---- Record extracts
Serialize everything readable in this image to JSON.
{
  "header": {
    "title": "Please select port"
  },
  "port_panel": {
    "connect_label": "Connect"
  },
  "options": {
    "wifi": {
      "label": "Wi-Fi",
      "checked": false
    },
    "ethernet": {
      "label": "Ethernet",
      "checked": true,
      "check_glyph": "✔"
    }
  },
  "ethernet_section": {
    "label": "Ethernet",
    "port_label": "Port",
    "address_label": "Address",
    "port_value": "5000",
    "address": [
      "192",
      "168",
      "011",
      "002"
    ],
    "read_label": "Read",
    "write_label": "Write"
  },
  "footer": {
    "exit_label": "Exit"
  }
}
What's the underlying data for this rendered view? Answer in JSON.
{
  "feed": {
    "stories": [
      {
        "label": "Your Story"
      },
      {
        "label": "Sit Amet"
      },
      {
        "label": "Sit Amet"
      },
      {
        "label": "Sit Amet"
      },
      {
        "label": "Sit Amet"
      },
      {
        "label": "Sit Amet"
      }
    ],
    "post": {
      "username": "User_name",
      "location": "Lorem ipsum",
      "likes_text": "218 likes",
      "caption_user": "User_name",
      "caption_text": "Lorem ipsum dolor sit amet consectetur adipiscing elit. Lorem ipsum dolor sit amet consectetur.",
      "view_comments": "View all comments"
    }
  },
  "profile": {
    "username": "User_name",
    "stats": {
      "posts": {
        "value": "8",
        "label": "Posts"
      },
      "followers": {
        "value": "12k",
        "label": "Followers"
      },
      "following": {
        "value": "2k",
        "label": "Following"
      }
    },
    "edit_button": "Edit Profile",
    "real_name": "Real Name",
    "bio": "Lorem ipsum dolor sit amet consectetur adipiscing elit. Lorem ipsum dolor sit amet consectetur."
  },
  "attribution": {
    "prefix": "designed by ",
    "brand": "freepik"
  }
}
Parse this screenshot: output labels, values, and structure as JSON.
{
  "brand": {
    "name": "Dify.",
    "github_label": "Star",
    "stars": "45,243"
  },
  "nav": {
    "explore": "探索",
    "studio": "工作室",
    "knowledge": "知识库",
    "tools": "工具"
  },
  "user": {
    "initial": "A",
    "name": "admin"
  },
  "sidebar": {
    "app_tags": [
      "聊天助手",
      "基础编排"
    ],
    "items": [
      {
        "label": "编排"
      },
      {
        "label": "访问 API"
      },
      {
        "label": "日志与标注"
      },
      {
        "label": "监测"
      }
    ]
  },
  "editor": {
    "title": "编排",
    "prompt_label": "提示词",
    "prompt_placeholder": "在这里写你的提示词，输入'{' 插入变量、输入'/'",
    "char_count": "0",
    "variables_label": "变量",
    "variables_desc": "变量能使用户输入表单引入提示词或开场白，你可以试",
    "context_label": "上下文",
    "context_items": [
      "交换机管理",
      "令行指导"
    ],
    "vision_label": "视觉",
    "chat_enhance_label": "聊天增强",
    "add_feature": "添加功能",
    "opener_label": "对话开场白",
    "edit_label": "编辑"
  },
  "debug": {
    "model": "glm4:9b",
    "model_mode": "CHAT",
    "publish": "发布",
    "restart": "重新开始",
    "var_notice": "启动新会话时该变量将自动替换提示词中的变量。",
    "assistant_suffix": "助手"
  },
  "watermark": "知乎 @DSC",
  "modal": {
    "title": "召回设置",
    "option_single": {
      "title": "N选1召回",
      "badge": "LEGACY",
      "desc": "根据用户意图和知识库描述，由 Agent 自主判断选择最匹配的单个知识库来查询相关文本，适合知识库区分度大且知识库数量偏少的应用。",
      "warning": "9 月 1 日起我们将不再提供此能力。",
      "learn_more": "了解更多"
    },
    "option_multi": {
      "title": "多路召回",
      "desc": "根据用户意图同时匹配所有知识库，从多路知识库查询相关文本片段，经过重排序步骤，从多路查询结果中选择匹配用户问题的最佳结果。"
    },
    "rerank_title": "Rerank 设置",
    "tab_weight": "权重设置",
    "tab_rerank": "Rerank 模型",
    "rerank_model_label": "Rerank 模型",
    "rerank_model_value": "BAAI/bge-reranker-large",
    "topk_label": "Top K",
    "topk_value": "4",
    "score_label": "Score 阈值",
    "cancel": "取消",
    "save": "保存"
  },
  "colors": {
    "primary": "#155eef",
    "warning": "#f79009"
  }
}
--------
The request:
Retype the material in full. Each word must match.

Reply:
Serialize everything readable in this image to JSON.
{
  "header": {
    "title": "Please select port"
  },
  "port_panel": {
    "connect_label": "Connect"
  },
  "options": {
    "wifi": {
      "label": "Wi-Fi",
      "checked": false
    },
    "ethernet": {
      "label": "Ethernet",
      "checked": true,
      "check_glyph": "✔"
    }
  },
  "ethernet_section": {
    "label": "Ethernet",
    "port_label": "Port",
    "address_label": "Address",
    "port_value": "5000",
    "address": [
      "192",
      "168",
      "011",
      "002"
    ],
    "read_label": "Read",
    "write_label": "Write"
  },
  "footer": {
    "exit_label": "Exit"
  }
}
What's the underlying data for this rendered view? Answer in JSON.
{
  "feed": {
    "stories": [
      {
        "label": "Your Story"
      },
      {
        "label": "Sit Amet"
      },
      {
        "label": "Sit Amet"
      },
      {
        "label": "Sit Amet"
      },
      {
        "label": "Sit Amet"
      },
      {
        "label": "Sit Amet"
      }
    ],
    "post": {
      "username": "User_name",
      "location": "Lorem ipsum",
      "likes_text": "218 likes",
      "caption_user": "User_name",
      "caption_text": "Lorem ipsum dolor sit amet consectetur adipiscing elit. Lorem ipsum dolor sit amet consectetur.",
      "view_comments": "View all comments"
    }
  },
  "profile": {
    "username": "User_name",
    "stats": {
      "posts": {
        "value": "8",
        "label": "Posts"
      },
      "followers": {
        "value": "12k",
        "label": "Followers"
      },
      "following": {
        "value": "2k",
        "label": "Following"
      }
    },
    "edit_button": "Edit Profile",
    "real_name": "Real Name",
    "bio": "Lorem ipsum dolor sit amet consectetur adipiscing elit. Lorem ipsum dolor sit amet consectetur."
  },
  "attribution": {
    "prefix": "designed by ",
    "brand": "freepik"
  }
}
Parse this screenshot: output labels, values, and structure as JSON.
{
  "brand": {
    "name": "Dify.",
    "github_label": "Star",
    "stars": "45,243"
  },
  "nav": {
    "explore": "探索",
    "studio": "工作室",
    "knowledge": "知识库",
    "tools": "工具"
  },
  "user": {
    "initial": "A",
    "name": "admin"
  },
  "sidebar": {
    "app_tags": [
      "聊天助手",
      "基础编排"
    ],
    "items": [
      {
        "label": "编排"
      },
      {
        "label": "访问 API"
      },
      {
        "label": "日志与标注"
      },
      {
        "label": "监测"
      }
    ]
  },
  "editor": {
    "title": "编排",
    "prompt_label": "提示词",
    "prompt_placeholder": "在这里写你的提示词，输入'{' 插入变量、输入'/'",
    "char_count": "0",
    "variables_label": "变量",
    "variables_desc": "变量能使用户输入表单引入提示词或开场白，你可以试",
    "context_label": "上下文",
    "context_items": [
      "交换机管理",
      "令行指导"
    ],
    "vision_label": "视觉",
    "chat_enhance_label": "聊天增强",
    "add_feature": "添加功能",
    "opener_label": "对话开场白",
    "edit_label": "编辑"
  },
  "debug": {
    "model": "glm4:9b",
    "model_mode": "CHAT",
    "publish": "发布",
    "restart": "重新开始",
    "var_notice": "启动新会话时该变量将自动替换提示词中的变量。",
    "assistant_suffix": "助手"
  },
  "watermark": "知乎 @DSC",
  "modal": {
    "title": "召回设置",
    "option_single": {
      "title": "N选1召回",
      "badge": "LEGACY",
      "desc": "根据用户意图和知识库描述，由 Agent 自主判断选择最匹配的单个知识库来查询相关文本，适合知识库区分度大且知识库数量偏少的应用。",
      "warning": "9 月 1 日起我们将不再提供此能力。",
      "learn_more": "了解更多"
    },
    "option_multi": {
      "title": "多路召回",
      "desc": "根据用户意图同时匹配所有知识库，从多路知识库查询相关文本片段，经过重排序步骤，从多路查询结果中选择匹配用户问题的最佳结果。"
    },
    "rerank_title": "Rerank 设置",
    "tab_weight": "权重设置",
    "tab_rerank": "Rerank 模型",
    "rerank_model_label": "Rerank 模型",
    "rerank_model_value": "BAAI/bge-reranker-large",
    "topk_label": "Top K",
    "topk_value": "4",
    "score_label": "Score 阈值",
    "cancel": "取消",
    "save": "保存"
  },
  "colors": {
    "primary": "#155eef",
    "warning": "#f79009"
  }
}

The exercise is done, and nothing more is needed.